Set problem ▸
Without the images, write out the whole listing exactly.

Data shown ▸
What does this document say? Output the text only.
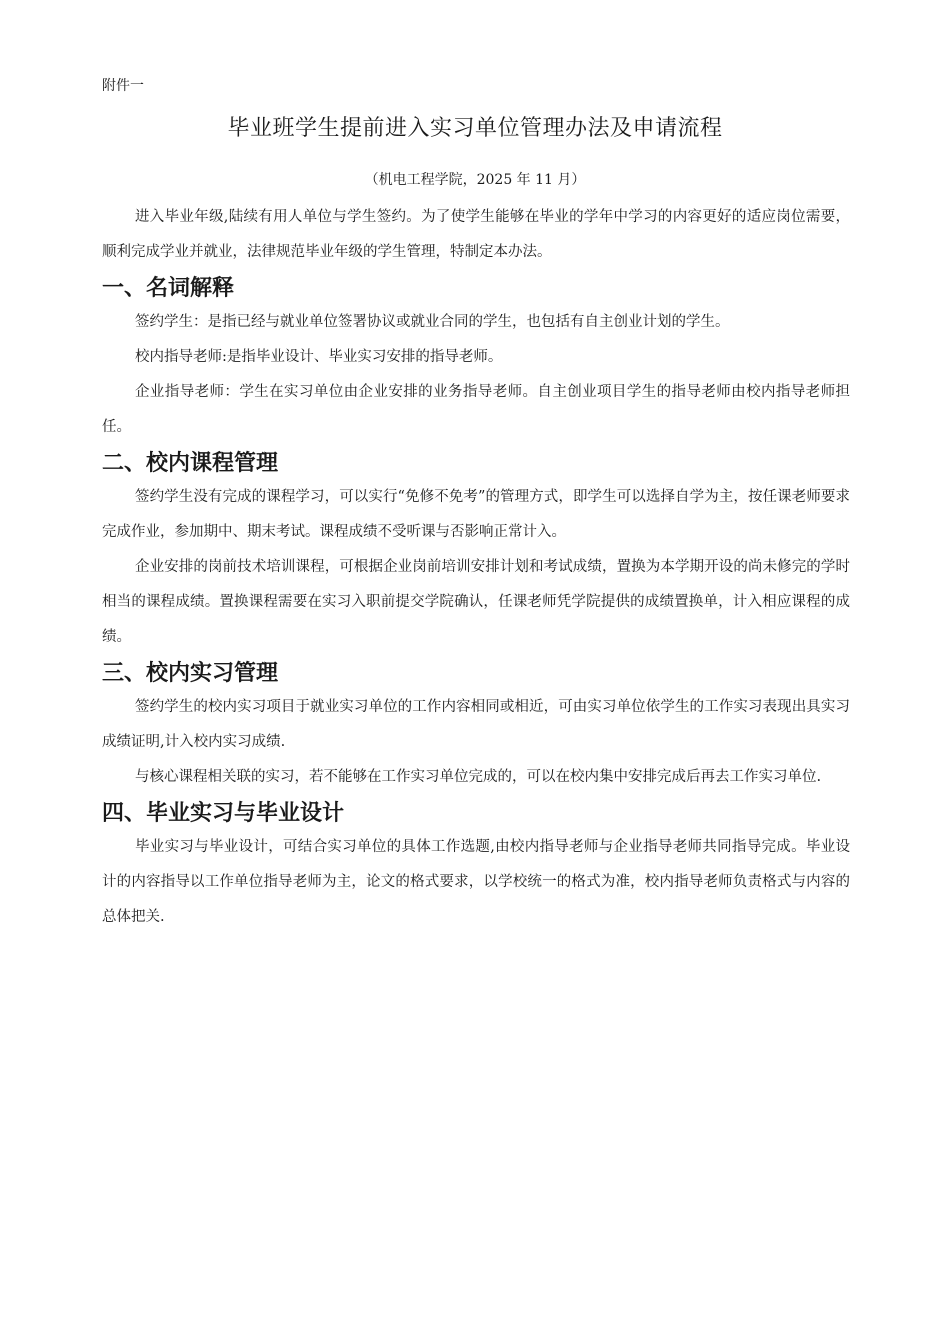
附件一
毕业班学生提前进入实习单位管理办法及申请流程
（机电工程学院，2025 年 11 月）

进入毕业年级,陆续有用人单位与学生签约。为了使学生能够在毕业的学年中学习的内容更好的适应岗位需要，顺利完成学业并就业，法律规范毕业年级的学生管理，特制定本办法。

一、名词解释

签约学生：是指已经与就业单位签署协议或就业合同的学生，也包括有自主创业计划的学生。

校内指导老师:是指毕业设计、毕业实习安排的指导老师。

企业指导老师：学生在实习单位由企业安排的业务指导老师。自主创业项目学生的指导老师由校内指导老师担任。

二、校内课程管理

签约学生没有完成的课程学习，可以实行“免修不免考”的管理方式，即学生可以选择自学为主，按任课老师要求完成作业，参加期中、期末考试。课程成绩不受听课与否影响正常计入。

企业安排的岗前技术培训课程，可根据企业岗前培训安排计划和考试成绩，置换为本学期开设的尚未修完的学时相当的课程成绩。置换课程需要在实习入职前提交学院确认，任课老师凭学院提供的成绩置换单，计入相应课程的成绩。

三、校内实习管理

签约学生的校内实习项目于就业实习单位的工作内容相同或相近，可由实习单位依学生的工作实习表现出具实习成绩证明,计入校内实习成绩.

与核心课程相关联的实习，若不能够在工作实习单位完成的，可以在校内集中安排完成后再去工作实习单位.

四、毕业实习与毕业设计

毕业实习与毕业设计，可结合实习单位的具体工作选题,由校内指导老师与企业指导老师共同指导完成。毕业设计的内容指导以工作单位指导老师为主，论文的格式要求，以学校统一的格式为准，校内指导老师负责格式与内容的总体把关.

Worked answer ▸
What does this document say? Output the text only.
附件一
毕业班学生提前进入实习单位管理办法及申请流程
（机电工程学院，2025 年 11 月）

进入毕业年级,陆续有用人单位与学生签约。为了使学生能够在毕业的学年中学习的内容更好的适应岗位需要，顺利完成学业并就业，法律规范毕业年级的学生管理，特制定本办法。

一、名词解释

签约学生：是指已经与就业单位签署协议或就业合同的学生，也包括有自主创业计划的学生。

校内指导老师:是指毕业设计、毕业实习安排的指导老师。

企业指导老师：学生在实习单位由企业安排的业务指导老师。自主创业项目学生的指导老师由校内指导老师担任。

二、校内课程管理

签约学生没有完成的课程学习，可以实行“免修不免考”的管理方式，即学生可以选择自学为主，按任课老师要求完成作业，参加期中、期末考试。课程成绩不受听课与否影响正常计入。

企业安排的岗前技术培训课程，可根据企业岗前培训安排计划和考试成绩，置换为本学期开设的尚未修完的学时相当的课程成绩。置换课程需要在实习入职前提交学院确认，任课老师凭学院提供的成绩置换单，计入相应课程的成绩。

三、校内实习管理

签约学生的校内实习项目于就业实习单位的工作内容相同或相近，可由实习单位依学生的工作实习表现出具实习成绩证明,计入校内实习成绩.

与核心课程相关联的实习，若不能够在工作实习单位完成的，可以在校内集中安排完成后再去工作实习单位.

四、毕业实习与毕业设计

毕业实习与毕业设计，可结合实习单位的具体工作选题,由校内指导老师与企业指导老师共同指导完成。毕业设计的内容指导以工作单位指导老师为主，论文的格式要求，以学校统一的格式为准，校内指导老师负责格式与内容的总体把关.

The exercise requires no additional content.